### Short task
Write the listing below out again exactly, dropping the images.

### Records to use
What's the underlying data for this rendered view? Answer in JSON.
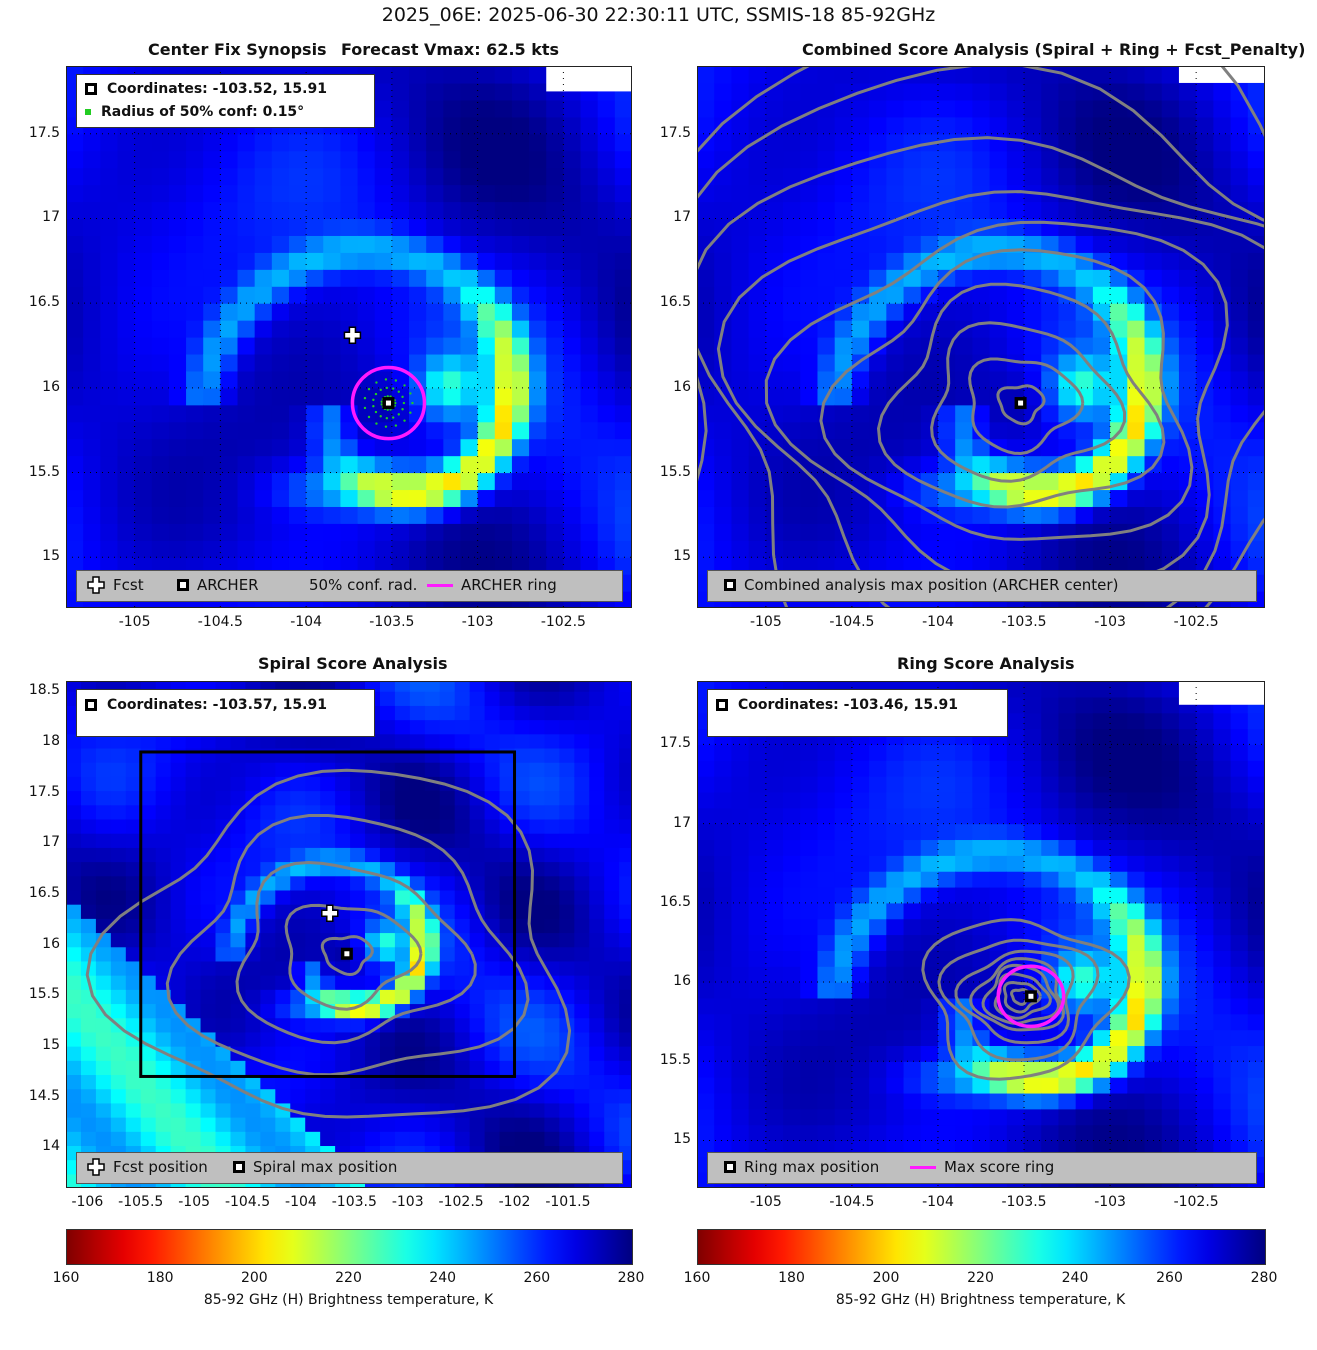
{
  "suptitle": "2025_06E: 2025-06-30 22:30:11 UTC, SSMIS-18 85-92GHz",
  "colors": {
    "ring": "#ff1aff",
    "contour": "#808080",
    "box": "#000000",
    "conf_dot": "#22cc22",
    "legend_bg": "#bfbfbf"
  },
  "colorbar": {
    "ticks": [
      "160",
      "180",
      "200",
      "220",
      "240",
      "260",
      "280"
    ],
    "label": "85-92 GHz (H) Brightness temperature, K",
    "colormap": "jet_reversed",
    "range": [
      160,
      280
    ]
  },
  "panels": {
    "synopsis": {
      "title_left": "Center Fix Synopsis",
      "title_right": "Forecast Vmax: 62.5 kts",
      "info_line1": "Coordinates: -103.52, 15.91",
      "info_line2": "Radius of 50% conf: 0.15°",
      "legend": {
        "fcst": "Fcst",
        "archer": "ARCHER",
        "conf": "50% conf. rad.",
        "ring": "ARCHER ring"
      },
      "xticks": [
        "-105",
        "-104.5",
        "-104",
        "-103.5",
        "-103",
        "-102.5"
      ],
      "yticks": [
        "17.5",
        "17",
        "16.5",
        "16",
        "15.5",
        "15"
      ]
    },
    "combined": {
      "title": "Combined Score Analysis (Spiral + Ring + Fcst_Penalty)",
      "legend": {
        "max": "Combined analysis max position (ARCHER center)"
      },
      "xticks": [
        "-105",
        "-104.5",
        "-104",
        "-103.5",
        "-103",
        "-102.5"
      ],
      "yticks": [
        "17.5",
        "17",
        "16.5",
        "16",
        "15.5",
        "15"
      ]
    },
    "spiral": {
      "title": "Spiral Score Analysis",
      "info_line1": "Coordinates: -103.57, 15.91",
      "legend": {
        "fcst": "Fcst position",
        "max": "Spiral max position"
      },
      "xticks": [
        "-106",
        "-105.5",
        "-105",
        "-104.5",
        "-104",
        "-103.5",
        "-103",
        "-102.5",
        "-102",
        "-101.5"
      ],
      "yticks": [
        "18.5",
        "18",
        "17.5",
        "17",
        "16.5",
        "16",
        "15.5",
        "15",
        "14.5",
        "14"
      ]
    },
    "ring": {
      "title": "Ring Score Analysis",
      "info_line1": "Coordinates: -103.46, 15.91",
      "legend": {
        "max": "Ring max position",
        "ring": "Max score ring"
      },
      "xticks": [
        "-105",
        "-104.5",
        "-104",
        "-103.5",
        "-103",
        "-102.5"
      ],
      "yticks": [
        "17.5",
        "17",
        "16.5",
        "16",
        "15.5",
        "15"
      ]
    }
  },
  "chart_data": [
    {
      "type": "heatmap",
      "title": "Center Fix Synopsis     Forecast Vmax: 62.5 kts",
      "x_range": [
        -105.4,
        -102.1
      ],
      "y_range": [
        14.7,
        17.9
      ],
      "archer_center": [
        -103.52,
        15.91
      ],
      "forecast_position": [
        -103.73,
        16.31
      ],
      "conf_radius_deg": 0.15,
      "colorbar_range": [
        160,
        280
      ]
    },
    {
      "type": "heatmap",
      "title": "Combined Score Analysis (Spiral + Ring + Fcst_Penalty)",
      "x_range": [
        -105.4,
        -102.1
      ],
      "y_range": [
        14.7,
        17.9
      ],
      "max_position": [
        -103.52,
        15.91
      ],
      "contours": "combined score"
    },
    {
      "type": "heatmap",
      "title": "Spiral Score Analysis",
      "x_range": [
        -106.2,
        -100.9
      ],
      "y_range": [
        13.6,
        18.6
      ],
      "max_position": [
        -103.57,
        15.91
      ],
      "forecast_position": [
        -103.73,
        16.31
      ],
      "search_box": {
        "lon": [
          -105.5,
          -102.0
        ],
        "lat": [
          14.7,
          17.9
        ]
      }
    },
    {
      "type": "heatmap",
      "title": "Ring Score Analysis",
      "x_range": [
        -105.4,
        -102.1
      ],
      "y_range": [
        14.7,
        17.9
      ],
      "max_position": [
        -103.46,
        15.91
      ],
      "ring_radius_deg": 0.19
    }
  ]
}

### Finished task
What's the underlying data for this rendered view? Answer in JSON.
{
  "suptitle": "2025_06E: 2025-06-30 22:30:11 UTC, SSMIS-18 85-92GHz",
  "colors": {
    "ring": "#ff1aff",
    "contour": "#808080",
    "box": "#000000",
    "conf_dot": "#22cc22",
    "legend_bg": "#bfbfbf"
  },
  "colorbar": {
    "ticks": [
      "160",
      "180",
      "200",
      "220",
      "240",
      "260",
      "280"
    ],
    "label": "85-92 GHz (H) Brightness temperature, K",
    "colormap": "jet_reversed",
    "range": [
      160,
      280
    ]
  },
  "panels": {
    "synopsis": {
      "title_left": "Center Fix Synopsis",
      "title_right": "Forecast Vmax: 62.5 kts",
      "info_line1": "Coordinates: -103.52, 15.91",
      "info_line2": "Radius of 50% conf: 0.15°",
      "legend": {
        "fcst": "Fcst",
        "archer": "ARCHER",
        "conf": "50% conf. rad.",
        "ring": "ARCHER ring"
      },
      "xticks": [
        "-105",
        "-104.5",
        "-104",
        "-103.5",
        "-103",
        "-102.5"
      ],
      "yticks": [
        "17.5",
        "17",
        "16.5",
        "16",
        "15.5",
        "15"
      ]
    },
    "combined": {
      "title": "Combined Score Analysis (Spiral + Ring + Fcst_Penalty)",
      "legend": {
        "max": "Combined analysis max position (ARCHER center)"
      },
      "xticks": [
        "-105",
        "-104.5",
        "-104",
        "-103.5",
        "-103",
        "-102.5"
      ],
      "yticks": [
        "17.5",
        "17",
        "16.5",
        "16",
        "15.5",
        "15"
      ]
    },
    "spiral": {
      "title": "Spiral Score Analysis",
      "info_line1": "Coordinates: -103.57, 15.91",
      "legend": {
        "fcst": "Fcst position",
        "max": "Spiral max position"
      },
      "xticks": [
        "-106",
        "-105.5",
        "-105",
        "-104.5",
        "-104",
        "-103.5",
        "-103",
        "-102.5",
        "-102",
        "-101.5"
      ],
      "yticks": [
        "18.5",
        "18",
        "17.5",
        "17",
        "16.5",
        "16",
        "15.5",
        "15",
        "14.5",
        "14"
      ]
    },
    "ring": {
      "title": "Ring Score Analysis",
      "info_line1": "Coordinates: -103.46, 15.91",
      "legend": {
        "max": "Ring max position",
        "ring": "Max score ring"
      },
      "xticks": [
        "-105",
        "-104.5",
        "-104",
        "-103.5",
        "-103",
        "-102.5"
      ],
      "yticks": [
        "17.5",
        "17",
        "16.5",
        "16",
        "15.5",
        "15"
      ]
    }
  },
  "chart_data": [
    {
      "type": "heatmap",
      "title": "Center Fix Synopsis     Forecast Vmax: 62.5 kts",
      "x_range": [
        -105.4,
        -102.1
      ],
      "y_range": [
        14.7,
        17.9
      ],
      "archer_center": [
        -103.52,
        15.91
      ],
      "forecast_position": [
        -103.73,
        16.31
      ],
      "conf_radius_deg": 0.15,
      "colorbar_range": [
        160,
        280
      ]
    },
    {
      "type": "heatmap",
      "title": "Combined Score Analysis (Spiral + Ring + Fcst_Penalty)",
      "x_range": [
        -105.4,
        -102.1
      ],
      "y_range": [
        14.7,
        17.9
      ],
      "max_position": [
        -103.52,
        15.91
      ],
      "contours": "combined score"
    },
    {
      "type": "heatmap",
      "title": "Spiral Score Analysis",
      "x_range": [
        -106.2,
        -100.9
      ],
      "y_range": [
        13.6,
        18.6
      ],
      "max_position": [
        -103.57,
        15.91
      ],
      "forecast_position": [
        -103.73,
        16.31
      ],
      "search_box": {
        "lon": [
          -105.5,
          -102.0
        ],
        "lat": [
          14.7,
          17.9
        ]
      }
    },
    {
      "type": "heatmap",
      "title": "Ring Score Analysis",
      "x_range": [
        -105.4,
        -102.1
      ],
      "y_range": [
        14.7,
        17.9
      ],
      "max_position": [
        -103.46,
        15.91
      ],
      "ring_radius_deg": 0.19
    }
  ]
}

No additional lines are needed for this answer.